YOUR OBJECTIVE
The entries below are to be written out again without alteration.
++++++++
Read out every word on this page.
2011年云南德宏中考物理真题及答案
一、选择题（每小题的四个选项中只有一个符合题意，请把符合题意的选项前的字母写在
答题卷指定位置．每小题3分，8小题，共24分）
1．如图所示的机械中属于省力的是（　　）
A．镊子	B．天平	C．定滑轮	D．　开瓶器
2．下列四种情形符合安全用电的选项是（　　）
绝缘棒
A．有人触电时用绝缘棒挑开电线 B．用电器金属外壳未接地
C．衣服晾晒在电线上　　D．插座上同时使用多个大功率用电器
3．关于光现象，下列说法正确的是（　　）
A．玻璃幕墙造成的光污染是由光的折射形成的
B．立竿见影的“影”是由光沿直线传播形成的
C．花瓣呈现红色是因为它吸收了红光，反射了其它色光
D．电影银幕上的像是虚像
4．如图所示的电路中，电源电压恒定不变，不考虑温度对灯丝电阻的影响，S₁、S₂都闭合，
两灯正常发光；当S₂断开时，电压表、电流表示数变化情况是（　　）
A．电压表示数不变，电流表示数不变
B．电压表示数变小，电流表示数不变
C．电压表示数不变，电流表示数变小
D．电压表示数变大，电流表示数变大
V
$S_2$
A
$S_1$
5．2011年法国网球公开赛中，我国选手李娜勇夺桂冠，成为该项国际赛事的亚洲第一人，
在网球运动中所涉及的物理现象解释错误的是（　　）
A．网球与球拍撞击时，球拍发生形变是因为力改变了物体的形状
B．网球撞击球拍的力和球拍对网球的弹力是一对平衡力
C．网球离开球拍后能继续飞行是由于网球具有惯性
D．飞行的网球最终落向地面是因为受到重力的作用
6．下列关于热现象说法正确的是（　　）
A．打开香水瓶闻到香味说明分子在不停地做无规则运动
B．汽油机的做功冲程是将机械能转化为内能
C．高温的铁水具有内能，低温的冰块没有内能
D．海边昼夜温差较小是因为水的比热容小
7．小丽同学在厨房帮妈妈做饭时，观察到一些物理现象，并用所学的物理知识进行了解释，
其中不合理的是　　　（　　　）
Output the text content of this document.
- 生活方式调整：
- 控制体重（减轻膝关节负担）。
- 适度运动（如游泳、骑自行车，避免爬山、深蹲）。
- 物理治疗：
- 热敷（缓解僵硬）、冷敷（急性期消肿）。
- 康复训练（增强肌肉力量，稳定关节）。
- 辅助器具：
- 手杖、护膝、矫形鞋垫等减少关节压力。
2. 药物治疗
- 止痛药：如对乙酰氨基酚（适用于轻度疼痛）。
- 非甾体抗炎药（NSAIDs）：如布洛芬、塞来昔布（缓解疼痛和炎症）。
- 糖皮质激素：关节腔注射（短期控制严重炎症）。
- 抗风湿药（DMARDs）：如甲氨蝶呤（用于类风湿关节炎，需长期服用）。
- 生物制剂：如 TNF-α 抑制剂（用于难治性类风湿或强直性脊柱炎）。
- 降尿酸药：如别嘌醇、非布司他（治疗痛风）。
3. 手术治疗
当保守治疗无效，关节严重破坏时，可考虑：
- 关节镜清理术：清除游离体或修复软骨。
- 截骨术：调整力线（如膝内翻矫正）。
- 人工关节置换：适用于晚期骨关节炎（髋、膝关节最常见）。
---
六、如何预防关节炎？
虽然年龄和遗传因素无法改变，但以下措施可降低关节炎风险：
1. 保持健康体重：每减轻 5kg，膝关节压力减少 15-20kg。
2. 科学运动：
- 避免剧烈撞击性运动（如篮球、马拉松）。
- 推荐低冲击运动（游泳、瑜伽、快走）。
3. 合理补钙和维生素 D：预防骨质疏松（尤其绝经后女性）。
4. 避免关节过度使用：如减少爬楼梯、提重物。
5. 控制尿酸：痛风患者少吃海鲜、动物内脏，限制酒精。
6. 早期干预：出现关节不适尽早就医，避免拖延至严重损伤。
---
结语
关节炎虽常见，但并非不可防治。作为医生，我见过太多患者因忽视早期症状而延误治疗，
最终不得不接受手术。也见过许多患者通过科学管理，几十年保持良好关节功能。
++++++++
EXERCISE OUTPUT
Read out every word on this page.
2011年云南德宏中考物理真题及答案
一、选择题（每小题的四个选项中只有一个符合题意，请把符合题意的选项前的字母写在
答题卷指定位置．每小题3分，8小题，共24分）
1．如图所示的机械中属于省力的是（　　）
A．镊子	B．天平	C．定滑轮	D．　开瓶器
2．下列四种情形符合安全用电的选项是（　　）
绝缘棒
A．有人触电时用绝缘棒挑开电线 B．用电器金属外壳未接地
C．衣服晾晒在电线上　　D．插座上同时使用多个大功率用电器
3．关于光现象，下列说法正确的是（　　）
A．玻璃幕墙造成的光污染是由光的折射形成的
B．立竿见影的“影”是由光沿直线传播形成的
C．花瓣呈现红色是因为它吸收了红光，反射了其它色光
D．电影银幕上的像是虚像
4．如图所示的电路中，电源电压恒定不变，不考虑温度对灯丝电阻的影响，S₁、S₂都闭合，
两灯正常发光；当S₂断开时，电压表、电流表示数变化情况是（　　）
A．电压表示数不变，电流表示数不变
B．电压表示数变小，电流表示数不变
C．电压表示数不变，电流表示数变小
D．电压表示数变大，电流表示数变大
V
$S_2$
A
$S_1$
5．2011年法国网球公开赛中，我国选手李娜勇夺桂冠，成为该项国际赛事的亚洲第一人，
在网球运动中所涉及的物理现象解释错误的是（　　）
A．网球与球拍撞击时，球拍发生形变是因为力改变了物体的形状
B．网球撞击球拍的力和球拍对网球的弹力是一对平衡力
C．网球离开球拍后能继续飞行是由于网球具有惯性
D．飞行的网球最终落向地面是因为受到重力的作用
6．下列关于热现象说法正确的是（　　）
A．打开香水瓶闻到香味说明分子在不停地做无规则运动
B．汽油机的做功冲程是将机械能转化为内能
C．高温的铁水具有内能，低温的冰块没有内能
D．海边昼夜温差较小是因为水的比热容小
7．小丽同学在厨房帮妈妈做饭时，观察到一些物理现象，并用所学的物理知识进行了解释，
其中不合理的是　　　（　　　）
Output the text content of this document.
- 生活方式调整：
- 控制体重（减轻膝关节负担）。
- 适度运动（如游泳、骑自行车，避免爬山、深蹲）。
- 物理治疗：
- 热敷（缓解僵硬）、冷敷（急性期消肿）。
- 康复训练（增强肌肉力量，稳定关节）。
- 辅助器具：
- 手杖、护膝、矫形鞋垫等减少关节压力。
2. 药物治疗
- 止痛药：如对乙酰氨基酚（适用于轻度疼痛）。
- 非甾体抗炎药（NSAIDs）：如布洛芬、塞来昔布（缓解疼痛和炎症）。
- 糖皮质激素：关节腔注射（短期控制严重炎症）。
- 抗风湿药（DMARDs）：如甲氨蝶呤（用于类风湿关节炎，需长期服用）。
- 生物制剂：如 TNF-α 抑制剂（用于难治性类风湿或强直性脊柱炎）。
- 降尿酸药：如别嘌醇、非布司他（治疗痛风）。
3. 手术治疗
当保守治疗无效，关节严重破坏时，可考虑：
- 关节镜清理术：清除游离体或修复软骨。
- 截骨术：调整力线（如膝内翻矫正）。
- 人工关节置换：适用于晚期骨关节炎（髋、膝关节最常见）。
---
六、如何预防关节炎？
虽然年龄和遗传因素无法改变，但以下措施可降低关节炎风险：
1. 保持健康体重：每减轻 5kg，膝关节压力减少 15-20kg。
2. 科学运动：
- 避免剧烈撞击性运动（如篮球、马拉松）。
- 推荐低冲击运动（游泳、瑜伽、快走）。
3. 合理补钙和维生素 D：预防骨质疏松（尤其绝经后女性）。
4. 避免关节过度使用：如减少爬楼梯、提重物。
5. 控制尿酸：痛风患者少吃海鲜、动物内脏，限制酒精。
6. 早期干预：出现关节不适尽早就医，避免拖延至严重损伤。
---
结语
关节炎虽常见，但并非不可防治。作为医生，我见过太多患者因忽视早期症状而延误治疗，
最终不得不接受手术。也见过许多患者通过科学管理，几十年保持良好关节功能。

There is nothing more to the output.